╔══

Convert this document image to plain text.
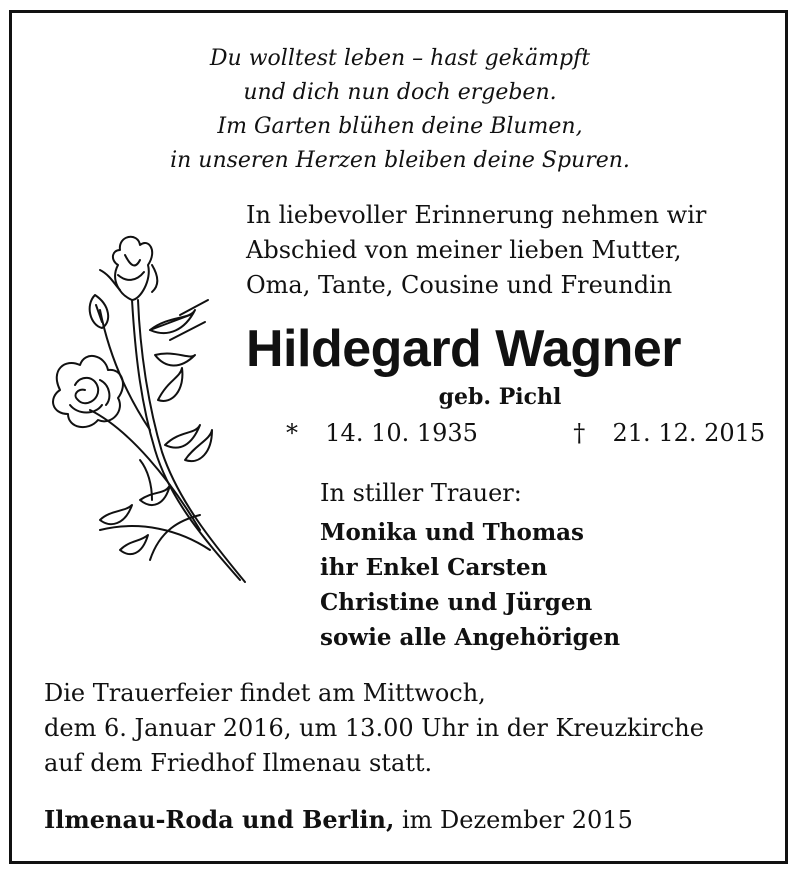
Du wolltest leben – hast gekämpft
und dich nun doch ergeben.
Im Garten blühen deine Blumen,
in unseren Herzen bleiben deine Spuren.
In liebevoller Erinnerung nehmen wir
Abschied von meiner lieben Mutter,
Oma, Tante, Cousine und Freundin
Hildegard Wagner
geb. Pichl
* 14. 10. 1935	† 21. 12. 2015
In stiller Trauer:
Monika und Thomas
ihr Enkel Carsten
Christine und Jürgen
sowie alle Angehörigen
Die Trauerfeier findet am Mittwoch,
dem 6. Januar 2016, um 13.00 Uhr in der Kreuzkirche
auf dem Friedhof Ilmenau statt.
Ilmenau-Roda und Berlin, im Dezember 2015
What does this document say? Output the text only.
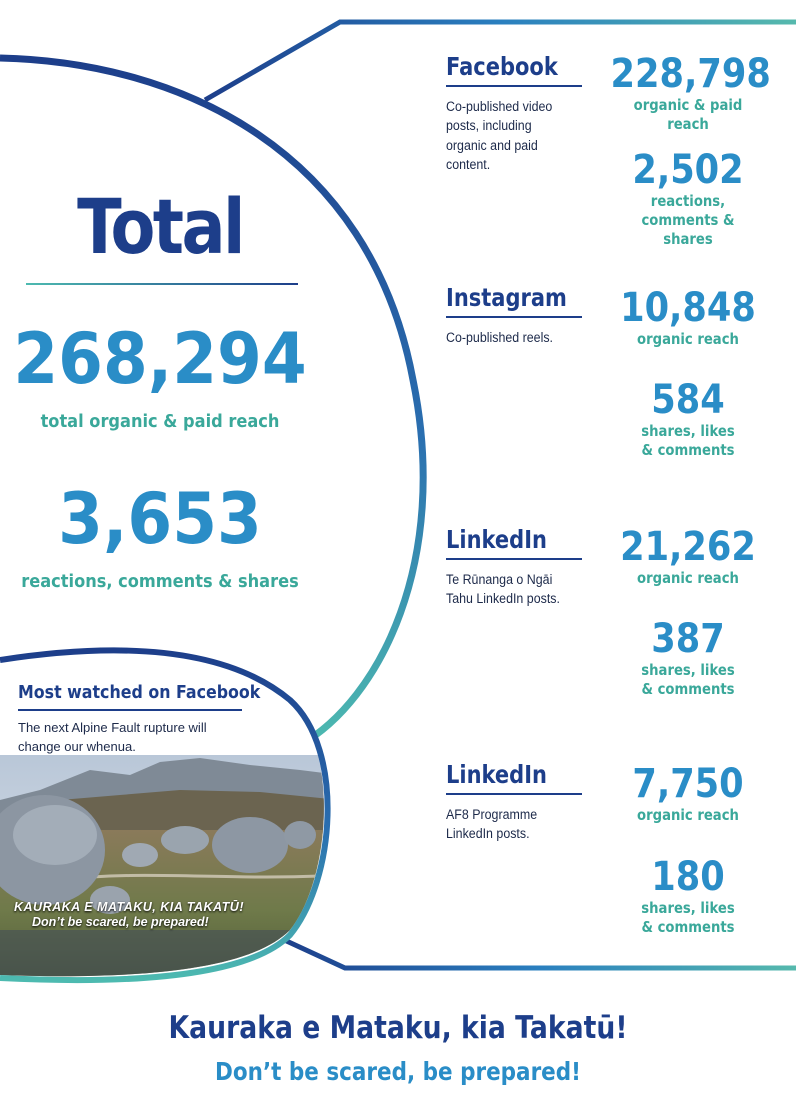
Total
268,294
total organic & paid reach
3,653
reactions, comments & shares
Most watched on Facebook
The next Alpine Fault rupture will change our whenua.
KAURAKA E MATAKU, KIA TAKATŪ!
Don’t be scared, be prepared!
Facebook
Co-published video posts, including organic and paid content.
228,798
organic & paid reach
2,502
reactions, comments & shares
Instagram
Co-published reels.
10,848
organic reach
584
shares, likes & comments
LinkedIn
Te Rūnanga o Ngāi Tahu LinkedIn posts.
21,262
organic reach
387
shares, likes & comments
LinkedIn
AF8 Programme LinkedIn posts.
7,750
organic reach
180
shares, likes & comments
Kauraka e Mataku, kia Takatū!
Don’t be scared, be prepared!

╚══

Stated task
The line that contains "What does this" opens the part to copy, and the last line of the records closes it; set down those lines exactly, pictures excluded.

Correct output
What does this document say? Output the text only.
Total
268,294
total organic & paid reach
3,653
reactions, comments & shares
Most watched on Facebook
The next Alpine Fault rupture will change our whenua.
KAURAKA E MATAKU, KIA TAKATŪ!
Don’t be scared, be prepared!
Facebook
Co-published video posts, including organic and paid content.
228,798
organic & paid reach
2,502
reactions, comments & shares
Instagram
Co-published reels.
10,848
organic reach
584
shares, likes & comments
LinkedIn
Te Rūnanga o Ngāi Tahu LinkedIn posts.
21,262
organic reach
387
shares, likes & comments
LinkedIn
AF8 Programme LinkedIn posts.
7,750
organic reach
180
shares, likes & comments
Kauraka e Mataku, kia Takatū!
Don’t be scared, be prepared!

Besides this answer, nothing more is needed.